(Collected data entries)
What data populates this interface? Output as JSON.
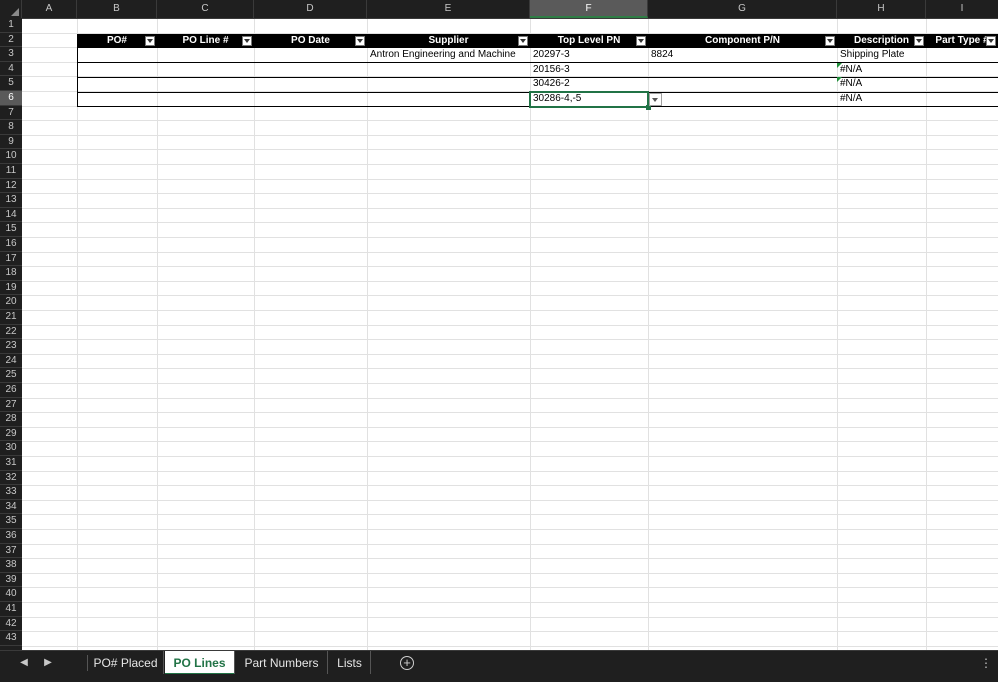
{
  "columns": [
    "A",
    "B",
    "C",
    "D",
    "E",
    "F",
    "G",
    "H",
    "I"
  ],
  "selected_column": "F",
  "rows": [
    "1",
    "2",
    "3",
    "4",
    "5",
    "6",
    "7",
    "8",
    "9",
    "10",
    "11",
    "12",
    "13",
    "14",
    "15",
    "16",
    "17",
    "18",
    "19",
    "20",
    "21",
    "22",
    "23",
    "24",
    "25",
    "26",
    "27",
    "28",
    "29",
    "30",
    "31",
    "32",
    "33",
    "34",
    "35",
    "36",
    "37",
    "38",
    "39",
    "40",
    "41",
    "42",
    "43"
  ],
  "selected_row": "6",
  "table": {
    "headers": [
      "PO#",
      "PO Line #",
      "PO Date",
      "Supplier",
      "Top Level PN",
      "Component P/N",
      "Description",
      "Part Type #"
    ],
    "rows": [
      {
        "po": "",
        "po_line": "",
        "po_date": "",
        "supplier": "Antron Engineering and Machine",
        "top_level_pn": "20297-3",
        "component_pn": "8824",
        "description": "Shipping Plate",
        "part_type": ""
      },
      {
        "po": "",
        "po_line": "",
        "po_date": "",
        "supplier": "",
        "top_level_pn": "20156-3",
        "component_pn": "",
        "description": "#N/A",
        "part_type": ""
      },
      {
        "po": "",
        "po_line": "",
        "po_date": "",
        "supplier": "",
        "top_level_pn": "30426-2",
        "component_pn": "",
        "description": "#N/A",
        "part_type": ""
      },
      {
        "po": "",
        "po_line": "",
        "po_date": "",
        "supplier": "",
        "top_level_pn": "30286-4,-5",
        "component_pn": "",
        "description": "#N/A",
        "part_type": ""
      }
    ]
  },
  "sheet_tabs": [
    "PO# Placed",
    "PO Lines",
    "Part Numbers",
    "Lists"
  ],
  "active_tab": "PO Lines",
  "colors": {
    "accent": "#217346",
    "header_bg": "#1f1f1f",
    "table_header": "#000000"
  }
}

● TO BE DONE
Pictures in the data above should not be copied; transcribe everything else exactly.

● RESULT OF THIS TASK
What data populates this interface? Output as JSON.
{
  "columns": [
    "A",
    "B",
    "C",
    "D",
    "E",
    "F",
    "G",
    "H",
    "I"
  ],
  "selected_column": "F",
  "rows": [
    "1",
    "2",
    "3",
    "4",
    "5",
    "6",
    "7",
    "8",
    "9",
    "10",
    "11",
    "12",
    "13",
    "14",
    "15",
    "16",
    "17",
    "18",
    "19",
    "20",
    "21",
    "22",
    "23",
    "24",
    "25",
    "26",
    "27",
    "28",
    "29",
    "30",
    "31",
    "32",
    "33",
    "34",
    "35",
    "36",
    "37",
    "38",
    "39",
    "40",
    "41",
    "42",
    "43"
  ],
  "selected_row": "6",
  "table": {
    "headers": [
      "PO#",
      "PO Line #",
      "PO Date",
      "Supplier",
      "Top Level PN",
      "Component P/N",
      "Description",
      "Part Type #"
    ],
    "rows": [
      {
        "po": "",
        "po_line": "",
        "po_date": "",
        "supplier": "Antron Engineering and Machine",
        "top_level_pn": "20297-3",
        "component_pn": "8824",
        "description": "Shipping Plate",
        "part_type": ""
      },
      {
        "po": "",
        "po_line": "",
        "po_date": "",
        "supplier": "",
        "top_level_pn": "20156-3",
        "component_pn": "",
        "description": "#N/A",
        "part_type": ""
      },
      {
        "po": "",
        "po_line": "",
        "po_date": "",
        "supplier": "",
        "top_level_pn": "30426-2",
        "component_pn": "",
        "description": "#N/A",
        "part_type": ""
      },
      {
        "po": "",
        "po_line": "",
        "po_date": "",
        "supplier": "",
        "top_level_pn": "30286-4,-5",
        "component_pn": "",
        "description": "#N/A",
        "part_type": ""
      }
    ]
  },
  "sheet_tabs": [
    "PO# Placed",
    "PO Lines",
    "Part Numbers",
    "Lists"
  ],
  "active_tab": "PO Lines",
  "colors": {
    "accent": "#217346",
    "header_bg": "#1f1f1f",
    "table_header": "#000000"
  }
}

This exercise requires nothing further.